:: What you need to do ::
Write out each line beneath this one exactly as it reads.

:: Dataset records ::
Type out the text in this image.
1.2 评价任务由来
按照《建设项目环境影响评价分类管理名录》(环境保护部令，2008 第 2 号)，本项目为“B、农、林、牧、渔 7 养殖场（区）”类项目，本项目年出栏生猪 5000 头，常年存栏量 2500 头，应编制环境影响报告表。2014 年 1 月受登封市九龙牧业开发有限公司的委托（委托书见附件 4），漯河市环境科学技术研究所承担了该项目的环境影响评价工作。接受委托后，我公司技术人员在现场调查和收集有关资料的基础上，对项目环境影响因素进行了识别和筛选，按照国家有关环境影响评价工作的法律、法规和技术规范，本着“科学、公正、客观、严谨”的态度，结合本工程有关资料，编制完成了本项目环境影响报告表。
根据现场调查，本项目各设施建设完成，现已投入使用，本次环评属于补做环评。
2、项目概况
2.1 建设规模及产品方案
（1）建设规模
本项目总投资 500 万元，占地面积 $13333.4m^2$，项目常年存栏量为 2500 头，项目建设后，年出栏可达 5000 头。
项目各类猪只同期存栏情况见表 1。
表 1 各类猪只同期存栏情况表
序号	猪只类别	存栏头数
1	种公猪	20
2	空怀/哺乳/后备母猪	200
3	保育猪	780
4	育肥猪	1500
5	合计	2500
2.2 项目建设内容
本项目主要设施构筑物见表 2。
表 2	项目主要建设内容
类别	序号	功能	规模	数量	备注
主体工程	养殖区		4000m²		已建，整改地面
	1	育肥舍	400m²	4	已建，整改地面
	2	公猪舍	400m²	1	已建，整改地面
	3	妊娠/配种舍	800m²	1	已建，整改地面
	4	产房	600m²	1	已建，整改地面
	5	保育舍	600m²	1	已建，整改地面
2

:: Written answer ::
Type out the text in this image.
1.2 评价任务由来
按照《建设项目环境影响评价分类管理名录》(环境保护部令，2008 第 2 号)，本项目为“B、农、林、牧、渔 7 养殖场（区）”类项目，本项目年出栏生猪 5000 头，常年存栏量 2500 头，应编制环境影响报告表。2014 年 1 月受登封市九龙牧业开发有限公司的委托（委托书见附件 4），漯河市环境科学技术研究所承担了该项目的环境影响评价工作。接受委托后，我公司技术人员在现场调查和收集有关资料的基础上，对项目环境影响因素进行了识别和筛选，按照国家有关环境影响评价工作的法律、法规和技术规范，本着“科学、公正、客观、严谨”的态度，结合本工程有关资料，编制完成了本项目环境影响报告表。
根据现场调查，本项目各设施建设完成，现已投入使用，本次环评属于补做环评。
2、项目概况
2.1 建设规模及产品方案
（1）建设规模
本项目总投资 500 万元，占地面积 $13333.4m^2$，项目常年存栏量为 2500 头，项目建设后，年出栏可达 5000 头。
项目各类猪只同期存栏情况见表 1。
表 1 各类猪只同期存栏情况表
序号	猪只类别	存栏头数
1	种公猪	20
2	空怀/哺乳/后备母猪	200
3	保育猪	780
4	育肥猪	1500
5	合计	2500
2.2 项目建设内容
本项目主要设施构筑物见表 2。
表 2	项目主要建设内容
类别	序号	功能	规模	数量	备注
主体工程	养殖区		4000m²		已建，整改地面
	1	育肥舍	400m²	4	已建，整改地面
	2	公猪舍	400m²	1	已建，整改地面
	3	妊娠/配种舍	800m²	1	已建，整改地面
	4	产房	600m²	1	已建，整改地面
	5	保育舍	600m²	1	已建，整改地面
2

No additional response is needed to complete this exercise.